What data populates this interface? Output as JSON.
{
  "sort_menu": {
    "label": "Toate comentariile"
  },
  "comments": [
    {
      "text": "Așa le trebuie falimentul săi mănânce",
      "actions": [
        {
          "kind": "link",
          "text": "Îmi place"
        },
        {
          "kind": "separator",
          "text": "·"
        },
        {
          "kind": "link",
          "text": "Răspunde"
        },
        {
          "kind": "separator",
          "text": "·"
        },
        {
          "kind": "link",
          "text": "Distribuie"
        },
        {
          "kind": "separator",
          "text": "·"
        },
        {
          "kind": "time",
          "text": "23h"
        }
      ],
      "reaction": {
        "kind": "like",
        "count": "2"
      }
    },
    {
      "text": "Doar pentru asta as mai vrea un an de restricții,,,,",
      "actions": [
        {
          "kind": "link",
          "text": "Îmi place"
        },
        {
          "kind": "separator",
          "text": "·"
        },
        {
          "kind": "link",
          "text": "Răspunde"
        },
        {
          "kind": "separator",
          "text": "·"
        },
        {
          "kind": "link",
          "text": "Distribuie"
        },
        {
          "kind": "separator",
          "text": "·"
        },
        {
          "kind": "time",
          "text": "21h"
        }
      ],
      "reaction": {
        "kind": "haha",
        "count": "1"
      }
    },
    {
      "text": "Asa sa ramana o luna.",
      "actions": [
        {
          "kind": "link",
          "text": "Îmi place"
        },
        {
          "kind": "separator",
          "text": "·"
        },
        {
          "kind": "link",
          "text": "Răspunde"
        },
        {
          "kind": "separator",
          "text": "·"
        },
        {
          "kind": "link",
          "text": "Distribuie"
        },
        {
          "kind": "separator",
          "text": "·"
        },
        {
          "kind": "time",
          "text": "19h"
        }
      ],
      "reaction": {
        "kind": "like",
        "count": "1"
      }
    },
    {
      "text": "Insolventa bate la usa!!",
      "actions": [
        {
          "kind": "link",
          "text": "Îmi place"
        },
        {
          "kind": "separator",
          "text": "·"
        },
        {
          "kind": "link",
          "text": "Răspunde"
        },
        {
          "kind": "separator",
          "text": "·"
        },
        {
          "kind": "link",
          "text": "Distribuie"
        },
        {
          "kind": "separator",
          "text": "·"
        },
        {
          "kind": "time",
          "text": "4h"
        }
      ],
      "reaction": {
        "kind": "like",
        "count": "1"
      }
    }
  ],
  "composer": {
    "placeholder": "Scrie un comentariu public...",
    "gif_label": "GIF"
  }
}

Goal: Write out the whole listing again. Match it word for word.

Right answer:
What data populates this interface? Output as JSON.
{
  "sort_menu": {
    "label": "Toate comentariile"
  },
  "comments": [
    {
      "text": "Așa le trebuie falimentul săi mănânce",
      "actions": [
        {
          "kind": "link",
          "text": "Îmi place"
        },
        {
          "kind": "separator",
          "text": "·"
        },
        {
          "kind": "link",
          "text": "Răspunde"
        },
        {
          "kind": "separator",
          "text": "·"
        },
        {
          "kind": "link",
          "text": "Distribuie"
        },
        {
          "kind": "separator",
          "text": "·"
        },
        {
          "kind": "time",
          "text": "23h"
        }
      ],
      "reaction": {
        "kind": "like",
        "count": "2"
      }
    },
    {
      "text": "Doar pentru asta as mai vrea un an de restricții,,,,",
      "actions": [
        {
          "kind": "link",
          "text": "Îmi place"
        },
        {
          "kind": "separator",
          "text": "·"
        },
        {
          "kind": "link",
          "text": "Răspunde"
        },
        {
          "kind": "separator",
          "text": "·"
        },
        {
          "kind": "link",
          "text": "Distribuie"
        },
        {
          "kind": "separator",
          "text": "·"
        },
        {
          "kind": "time",
          "text": "21h"
        }
      ],
      "reaction": {
        "kind": "haha",
        "count": "1"
      }
    },
    {
      "text": "Asa sa ramana o luna.",
      "actions": [
        {
          "kind": "link",
          "text": "Îmi place"
        },
        {
          "kind": "separator",
          "text": "·"
        },
        {
          "kind": "link",
          "text": "Răspunde"
        },
        {
          "kind": "separator",
          "text": "·"
        },
        {
          "kind": "link",
          "text": "Distribuie"
        },
        {
          "kind": "separator",
          "text": "·"
        },
        {
          "kind": "time",
          "text": "19h"
        }
      ],
      "reaction": {
        "kind": "like",
        "count": "1"
      }
    },
    {
      "text": "Insolventa bate la usa!!",
      "actions": [
        {
          "kind": "link",
          "text": "Îmi place"
        },
        {
          "kind": "separator",
          "text": "·"
        },
        {
          "kind": "link",
          "text": "Răspunde"
        },
        {
          "kind": "separator",
          "text": "·"
        },
        {
          "kind": "link",
          "text": "Distribuie"
        },
        {
          "kind": "separator",
          "text": "·"
        },
        {
          "kind": "time",
          "text": "4h"
        }
      ],
      "reaction": {
        "kind": "like",
        "count": "1"
      }
    }
  ],
  "composer": {
    "placeholder": "Scrie un comentariu public...",
    "gif_label": "GIF"
  }
}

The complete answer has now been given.